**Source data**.
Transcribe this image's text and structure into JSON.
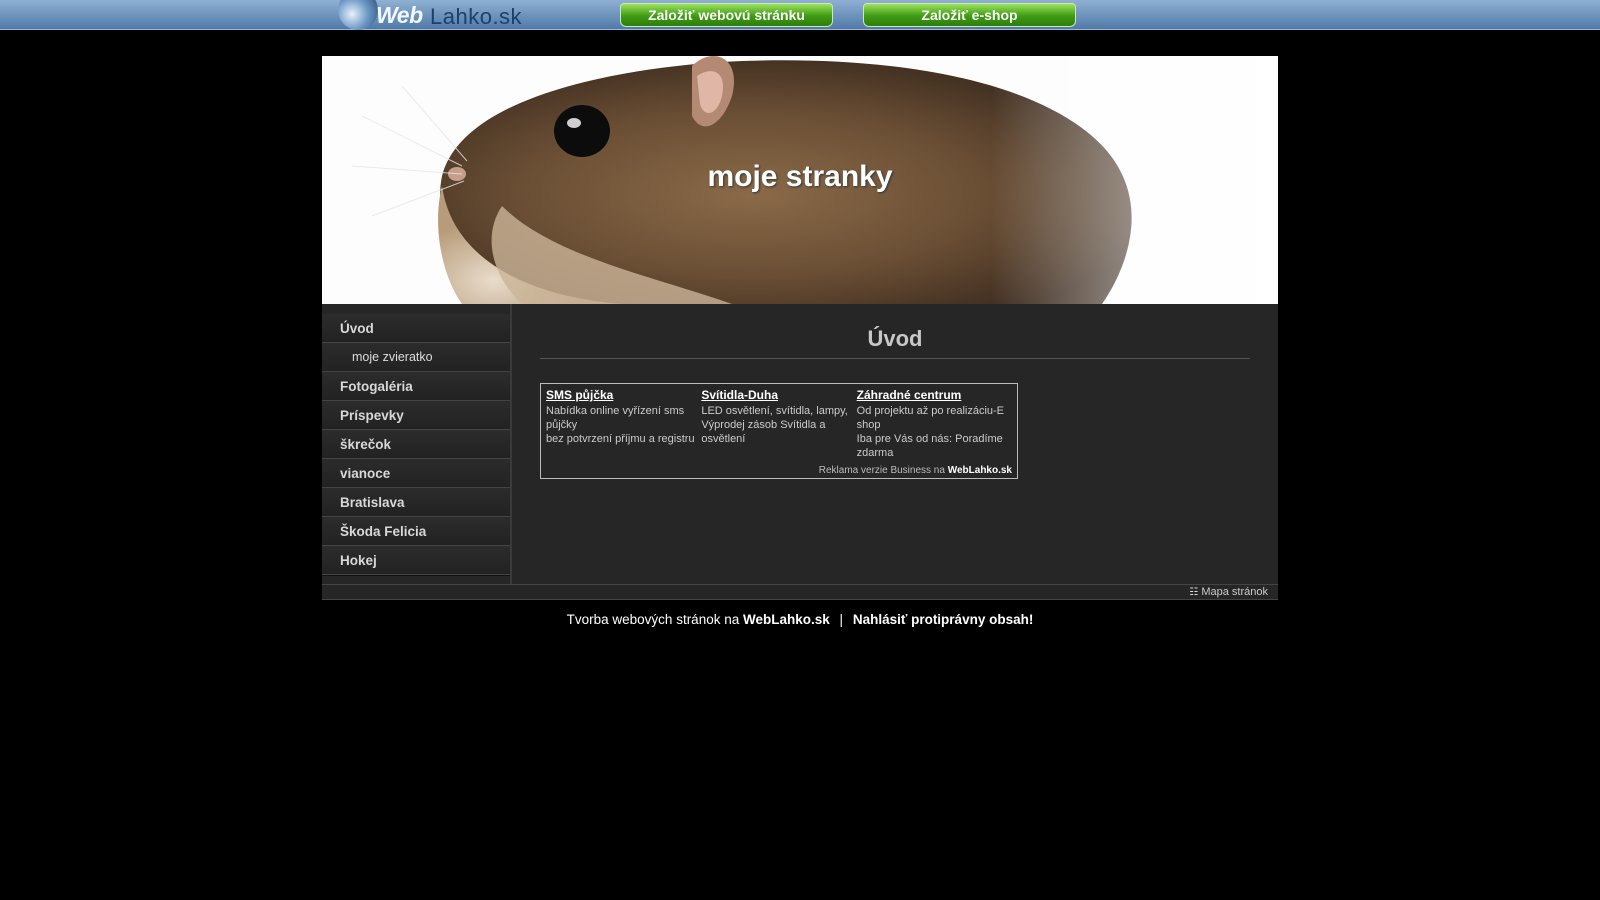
{
  "topbar": {
    "logo_web": "Web",
    "logo_rest": "Lahko.sk",
    "btn_web": "Založiť webovú stránku",
    "btn_shop": "Založiť e-shop"
  },
  "header": {
    "title": "moje stranky"
  },
  "sidebar": {
    "items": [
      {
        "label": "Úvod"
      },
      {
        "label": "moje zvieratko"
      },
      {
        "label": "Fotogaléria"
      },
      {
        "label": "Príspevky"
      },
      {
        "label": "škrečok"
      },
      {
        "label": "vianoce"
      },
      {
        "label": "Bratislava"
      },
      {
        "label": "Škoda Felicia"
      },
      {
        "label": "Hokej"
      }
    ]
  },
  "main": {
    "heading": "Úvod",
    "ads": [
      {
        "title": "SMS půjčka",
        "text": "Nabídka online vyřízení sms půjčky\nbez potvrzení příjmu a registru"
      },
      {
        "title": "Svítidla-Duha",
        "text": "LED osvětlení, svítidla, lampy, Výprodej zásob Svítidla a osvětlení"
      },
      {
        "title": "Záhradné centrum",
        "text": "Od projektu až po realizáciu-E shop\nIba pre Vás od nás: Poradíme zdarma"
      }
    ],
    "ads_footer_prefix": "Reklama verzie Business na",
    "ads_footer_brand": "WebLahko.sk"
  },
  "footer": {
    "sitemap": "Mapa stránok",
    "bottom_prefix": "Tvorba webových stránok na",
    "bottom_brand": "WebLahko.sk",
    "separator": "|",
    "report": "Nahlásiť protiprávny obsah!"
  }
}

**Do this**. Take the entries shown above and quote them verbatim, passing over the pictures.

**Full solution**.
Transcribe this image's text and structure into JSON.
{
  "topbar": {
    "logo_web": "Web",
    "logo_rest": "Lahko.sk",
    "btn_web": "Založiť webovú stránku",
    "btn_shop": "Založiť e-shop"
  },
  "header": {
    "title": "moje stranky"
  },
  "sidebar": {
    "items": [
      {
        "label": "Úvod"
      },
      {
        "label": "moje zvieratko"
      },
      {
        "label": "Fotogaléria"
      },
      {
        "label": "Príspevky"
      },
      {
        "label": "škrečok"
      },
      {
        "label": "vianoce"
      },
      {
        "label": "Bratislava"
      },
      {
        "label": "Škoda Felicia"
      },
      {
        "label": "Hokej"
      }
    ]
  },
  "main": {
    "heading": "Úvod",
    "ads": [
      {
        "title": "SMS půjčka",
        "text": "Nabídka online vyřízení sms půjčky\nbez potvrzení příjmu a registru"
      },
      {
        "title": "Svítidla-Duha",
        "text": "LED osvětlení, svítidla, lampy, Výprodej zásob Svítidla a osvětlení"
      },
      {
        "title": "Záhradné centrum",
        "text": "Od projektu až po realizáciu-E shop\nIba pre Vás od nás: Poradíme zdarma"
      }
    ],
    "ads_footer_prefix": "Reklama verzie Business na",
    "ads_footer_brand": "WebLahko.sk"
  },
  "footer": {
    "sitemap": "Mapa stránok",
    "bottom_prefix": "Tvorba webových stránok na",
    "bottom_brand": "WebLahko.sk",
    "separator": "|",
    "report": "Nahlásiť protiprávny obsah!"
  }
}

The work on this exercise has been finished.